▸ The records

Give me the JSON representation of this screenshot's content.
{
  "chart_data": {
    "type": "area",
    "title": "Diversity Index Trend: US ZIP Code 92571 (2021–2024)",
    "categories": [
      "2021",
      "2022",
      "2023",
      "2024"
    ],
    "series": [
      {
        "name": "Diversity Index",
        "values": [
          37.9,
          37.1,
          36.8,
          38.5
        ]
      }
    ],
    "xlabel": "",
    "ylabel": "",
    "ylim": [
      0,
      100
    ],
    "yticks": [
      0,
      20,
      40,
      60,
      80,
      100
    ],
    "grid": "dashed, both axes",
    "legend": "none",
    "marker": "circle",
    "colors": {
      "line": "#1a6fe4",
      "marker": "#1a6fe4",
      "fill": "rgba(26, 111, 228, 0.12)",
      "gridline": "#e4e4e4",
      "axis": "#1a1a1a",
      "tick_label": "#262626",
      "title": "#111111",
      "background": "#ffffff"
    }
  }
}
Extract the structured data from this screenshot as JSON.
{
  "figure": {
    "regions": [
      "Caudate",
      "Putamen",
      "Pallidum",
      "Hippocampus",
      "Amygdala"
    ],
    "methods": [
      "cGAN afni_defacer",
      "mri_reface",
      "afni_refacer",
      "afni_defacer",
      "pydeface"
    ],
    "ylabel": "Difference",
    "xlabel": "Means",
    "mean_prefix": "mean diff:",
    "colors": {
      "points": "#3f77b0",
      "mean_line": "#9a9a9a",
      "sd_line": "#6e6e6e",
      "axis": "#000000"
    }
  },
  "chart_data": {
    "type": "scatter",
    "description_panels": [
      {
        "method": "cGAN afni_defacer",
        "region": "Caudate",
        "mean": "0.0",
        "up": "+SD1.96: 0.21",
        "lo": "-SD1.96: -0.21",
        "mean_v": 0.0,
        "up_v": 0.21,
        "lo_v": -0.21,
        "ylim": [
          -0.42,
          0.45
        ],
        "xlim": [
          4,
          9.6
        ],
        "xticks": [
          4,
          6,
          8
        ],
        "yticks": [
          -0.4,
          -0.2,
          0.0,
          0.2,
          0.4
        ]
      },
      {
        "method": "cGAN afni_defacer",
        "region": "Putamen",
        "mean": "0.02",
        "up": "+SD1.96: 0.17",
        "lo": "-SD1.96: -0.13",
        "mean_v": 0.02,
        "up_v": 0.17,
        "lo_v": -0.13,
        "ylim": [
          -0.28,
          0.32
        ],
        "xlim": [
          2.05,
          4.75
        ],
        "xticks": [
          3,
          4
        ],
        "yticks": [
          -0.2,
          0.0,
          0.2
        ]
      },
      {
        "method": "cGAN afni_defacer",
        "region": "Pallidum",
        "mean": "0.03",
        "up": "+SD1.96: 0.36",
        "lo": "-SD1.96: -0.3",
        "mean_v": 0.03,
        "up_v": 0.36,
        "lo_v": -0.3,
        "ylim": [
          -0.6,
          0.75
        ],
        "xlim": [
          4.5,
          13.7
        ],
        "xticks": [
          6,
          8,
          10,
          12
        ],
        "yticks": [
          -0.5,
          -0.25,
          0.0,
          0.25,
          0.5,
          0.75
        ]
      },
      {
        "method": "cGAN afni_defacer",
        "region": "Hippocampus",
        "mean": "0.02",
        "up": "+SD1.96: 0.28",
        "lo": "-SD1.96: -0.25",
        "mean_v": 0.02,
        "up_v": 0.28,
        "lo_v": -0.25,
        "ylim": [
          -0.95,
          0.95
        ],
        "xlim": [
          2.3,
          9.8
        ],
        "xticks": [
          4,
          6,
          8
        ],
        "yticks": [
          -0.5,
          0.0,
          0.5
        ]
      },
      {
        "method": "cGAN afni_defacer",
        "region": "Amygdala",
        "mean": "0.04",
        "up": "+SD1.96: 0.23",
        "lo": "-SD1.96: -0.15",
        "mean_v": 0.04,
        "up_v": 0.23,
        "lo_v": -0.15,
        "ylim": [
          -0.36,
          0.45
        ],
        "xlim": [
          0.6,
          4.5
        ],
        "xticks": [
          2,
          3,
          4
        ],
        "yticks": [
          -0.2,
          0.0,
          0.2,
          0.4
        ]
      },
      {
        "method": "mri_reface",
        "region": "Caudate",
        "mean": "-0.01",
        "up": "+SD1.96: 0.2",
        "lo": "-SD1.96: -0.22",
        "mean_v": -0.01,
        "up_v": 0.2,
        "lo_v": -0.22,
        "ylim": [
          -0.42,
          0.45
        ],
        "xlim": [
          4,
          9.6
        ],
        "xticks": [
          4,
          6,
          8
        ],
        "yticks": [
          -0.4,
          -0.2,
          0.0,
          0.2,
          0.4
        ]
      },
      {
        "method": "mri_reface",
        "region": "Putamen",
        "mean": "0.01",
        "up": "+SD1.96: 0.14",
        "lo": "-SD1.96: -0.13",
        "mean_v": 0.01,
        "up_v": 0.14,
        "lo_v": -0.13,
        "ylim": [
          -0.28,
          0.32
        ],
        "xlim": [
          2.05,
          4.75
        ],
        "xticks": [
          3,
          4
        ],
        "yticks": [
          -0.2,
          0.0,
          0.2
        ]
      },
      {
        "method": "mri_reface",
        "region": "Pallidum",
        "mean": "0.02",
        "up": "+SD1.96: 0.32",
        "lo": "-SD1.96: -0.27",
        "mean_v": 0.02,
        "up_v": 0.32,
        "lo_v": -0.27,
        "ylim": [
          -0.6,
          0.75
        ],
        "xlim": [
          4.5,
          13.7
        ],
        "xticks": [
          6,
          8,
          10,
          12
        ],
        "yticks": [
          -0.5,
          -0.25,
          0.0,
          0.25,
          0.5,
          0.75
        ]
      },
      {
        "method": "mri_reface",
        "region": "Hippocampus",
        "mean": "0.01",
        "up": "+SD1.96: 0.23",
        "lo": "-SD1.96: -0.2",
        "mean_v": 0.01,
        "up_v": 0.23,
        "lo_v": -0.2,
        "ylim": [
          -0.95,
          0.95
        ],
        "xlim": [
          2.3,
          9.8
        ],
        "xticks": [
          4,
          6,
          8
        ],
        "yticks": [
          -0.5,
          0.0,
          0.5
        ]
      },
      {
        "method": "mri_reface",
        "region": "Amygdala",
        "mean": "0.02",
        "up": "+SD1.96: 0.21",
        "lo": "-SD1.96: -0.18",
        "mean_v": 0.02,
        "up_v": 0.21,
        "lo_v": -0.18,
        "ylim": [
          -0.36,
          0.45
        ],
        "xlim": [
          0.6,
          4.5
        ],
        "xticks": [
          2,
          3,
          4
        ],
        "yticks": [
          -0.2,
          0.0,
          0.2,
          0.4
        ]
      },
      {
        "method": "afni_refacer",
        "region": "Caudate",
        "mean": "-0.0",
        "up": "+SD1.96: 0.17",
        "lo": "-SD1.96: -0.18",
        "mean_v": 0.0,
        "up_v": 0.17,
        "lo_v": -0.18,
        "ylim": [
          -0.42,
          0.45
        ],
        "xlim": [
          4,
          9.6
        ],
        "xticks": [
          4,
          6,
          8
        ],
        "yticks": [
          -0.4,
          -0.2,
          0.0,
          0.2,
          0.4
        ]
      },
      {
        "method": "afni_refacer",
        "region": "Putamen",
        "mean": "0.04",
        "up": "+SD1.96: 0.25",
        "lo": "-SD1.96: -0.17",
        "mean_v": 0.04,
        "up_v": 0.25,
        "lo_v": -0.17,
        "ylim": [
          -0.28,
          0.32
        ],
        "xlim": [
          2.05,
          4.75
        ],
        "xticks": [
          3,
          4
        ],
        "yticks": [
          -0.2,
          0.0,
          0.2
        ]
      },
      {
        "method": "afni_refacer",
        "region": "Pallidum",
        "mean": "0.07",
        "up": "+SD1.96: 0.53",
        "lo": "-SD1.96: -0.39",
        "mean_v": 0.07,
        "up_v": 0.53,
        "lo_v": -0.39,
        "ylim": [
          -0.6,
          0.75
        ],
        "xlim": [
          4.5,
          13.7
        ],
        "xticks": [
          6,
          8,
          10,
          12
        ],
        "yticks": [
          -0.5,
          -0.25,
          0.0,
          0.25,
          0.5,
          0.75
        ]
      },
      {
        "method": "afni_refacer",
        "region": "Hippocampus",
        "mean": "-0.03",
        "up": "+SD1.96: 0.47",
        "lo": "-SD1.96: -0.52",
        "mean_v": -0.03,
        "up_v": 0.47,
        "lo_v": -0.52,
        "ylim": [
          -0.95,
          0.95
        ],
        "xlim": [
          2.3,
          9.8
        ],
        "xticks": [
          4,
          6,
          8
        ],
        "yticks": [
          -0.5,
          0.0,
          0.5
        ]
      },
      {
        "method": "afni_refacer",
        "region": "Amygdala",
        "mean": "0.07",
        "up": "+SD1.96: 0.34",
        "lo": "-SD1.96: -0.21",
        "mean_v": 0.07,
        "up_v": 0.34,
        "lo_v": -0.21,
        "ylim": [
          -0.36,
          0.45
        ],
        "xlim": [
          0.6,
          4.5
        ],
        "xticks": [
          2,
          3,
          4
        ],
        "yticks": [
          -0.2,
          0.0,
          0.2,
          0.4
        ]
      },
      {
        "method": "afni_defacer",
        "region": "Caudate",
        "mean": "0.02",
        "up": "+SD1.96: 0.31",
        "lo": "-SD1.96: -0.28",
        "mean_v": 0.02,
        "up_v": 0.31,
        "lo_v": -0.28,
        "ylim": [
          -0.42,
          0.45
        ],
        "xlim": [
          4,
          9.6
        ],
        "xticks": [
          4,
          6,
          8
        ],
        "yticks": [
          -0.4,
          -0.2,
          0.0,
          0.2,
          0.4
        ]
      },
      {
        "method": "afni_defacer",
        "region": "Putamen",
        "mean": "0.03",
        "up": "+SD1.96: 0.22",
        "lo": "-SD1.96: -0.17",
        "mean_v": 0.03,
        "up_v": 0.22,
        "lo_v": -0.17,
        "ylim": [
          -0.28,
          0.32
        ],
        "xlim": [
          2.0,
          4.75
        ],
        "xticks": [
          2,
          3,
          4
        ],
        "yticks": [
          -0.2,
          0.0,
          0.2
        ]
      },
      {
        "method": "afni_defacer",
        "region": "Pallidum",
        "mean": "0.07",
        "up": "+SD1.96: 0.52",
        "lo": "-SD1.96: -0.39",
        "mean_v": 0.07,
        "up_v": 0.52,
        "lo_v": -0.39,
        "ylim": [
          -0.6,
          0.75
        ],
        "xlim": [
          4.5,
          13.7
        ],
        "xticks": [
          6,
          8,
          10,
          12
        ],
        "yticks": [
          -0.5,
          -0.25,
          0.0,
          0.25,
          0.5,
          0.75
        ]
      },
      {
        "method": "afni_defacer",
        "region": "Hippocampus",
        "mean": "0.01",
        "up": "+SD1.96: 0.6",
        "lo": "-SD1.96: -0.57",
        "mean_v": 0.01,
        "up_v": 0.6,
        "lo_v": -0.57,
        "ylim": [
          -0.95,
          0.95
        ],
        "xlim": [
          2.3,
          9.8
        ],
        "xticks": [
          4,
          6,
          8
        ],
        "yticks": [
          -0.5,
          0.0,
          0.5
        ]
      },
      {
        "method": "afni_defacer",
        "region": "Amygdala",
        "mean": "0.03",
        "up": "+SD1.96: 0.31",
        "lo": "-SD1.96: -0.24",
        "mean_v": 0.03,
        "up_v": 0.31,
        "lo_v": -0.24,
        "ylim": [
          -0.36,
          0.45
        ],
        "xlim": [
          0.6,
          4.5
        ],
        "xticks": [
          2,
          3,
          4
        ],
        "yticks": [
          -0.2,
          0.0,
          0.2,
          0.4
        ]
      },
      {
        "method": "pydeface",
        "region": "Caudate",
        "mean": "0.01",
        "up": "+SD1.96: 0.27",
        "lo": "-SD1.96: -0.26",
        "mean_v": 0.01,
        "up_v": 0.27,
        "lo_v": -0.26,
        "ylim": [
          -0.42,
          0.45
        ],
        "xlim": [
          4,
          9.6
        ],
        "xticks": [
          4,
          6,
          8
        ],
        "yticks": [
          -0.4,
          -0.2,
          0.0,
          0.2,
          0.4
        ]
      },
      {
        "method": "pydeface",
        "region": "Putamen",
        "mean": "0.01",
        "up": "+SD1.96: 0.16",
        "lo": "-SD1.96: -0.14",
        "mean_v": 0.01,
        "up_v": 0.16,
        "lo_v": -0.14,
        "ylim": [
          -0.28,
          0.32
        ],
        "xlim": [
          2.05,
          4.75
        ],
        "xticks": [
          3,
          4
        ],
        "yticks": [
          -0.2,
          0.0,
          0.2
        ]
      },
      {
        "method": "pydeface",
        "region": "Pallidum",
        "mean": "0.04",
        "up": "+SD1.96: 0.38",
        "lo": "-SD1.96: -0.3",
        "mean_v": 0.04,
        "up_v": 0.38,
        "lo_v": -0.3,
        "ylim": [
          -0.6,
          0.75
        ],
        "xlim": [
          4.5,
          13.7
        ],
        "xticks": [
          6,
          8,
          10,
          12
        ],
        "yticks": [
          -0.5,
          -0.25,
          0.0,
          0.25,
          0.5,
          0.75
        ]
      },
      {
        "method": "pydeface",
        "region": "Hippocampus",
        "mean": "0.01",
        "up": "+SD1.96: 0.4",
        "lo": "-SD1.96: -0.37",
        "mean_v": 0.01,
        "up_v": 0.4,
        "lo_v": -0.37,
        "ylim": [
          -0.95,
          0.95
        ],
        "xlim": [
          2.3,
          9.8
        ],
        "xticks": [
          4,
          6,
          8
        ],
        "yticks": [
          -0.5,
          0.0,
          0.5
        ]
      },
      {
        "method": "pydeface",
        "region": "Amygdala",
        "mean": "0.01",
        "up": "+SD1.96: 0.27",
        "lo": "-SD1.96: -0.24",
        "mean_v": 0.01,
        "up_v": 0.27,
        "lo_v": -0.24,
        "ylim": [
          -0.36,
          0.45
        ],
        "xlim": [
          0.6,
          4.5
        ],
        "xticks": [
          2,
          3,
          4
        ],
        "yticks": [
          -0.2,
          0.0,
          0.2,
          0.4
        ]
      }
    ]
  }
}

▸ The problem
The string "screenshot" may appear in lines of the listing above; tally those lines and give the number only.

▸ Finished task
2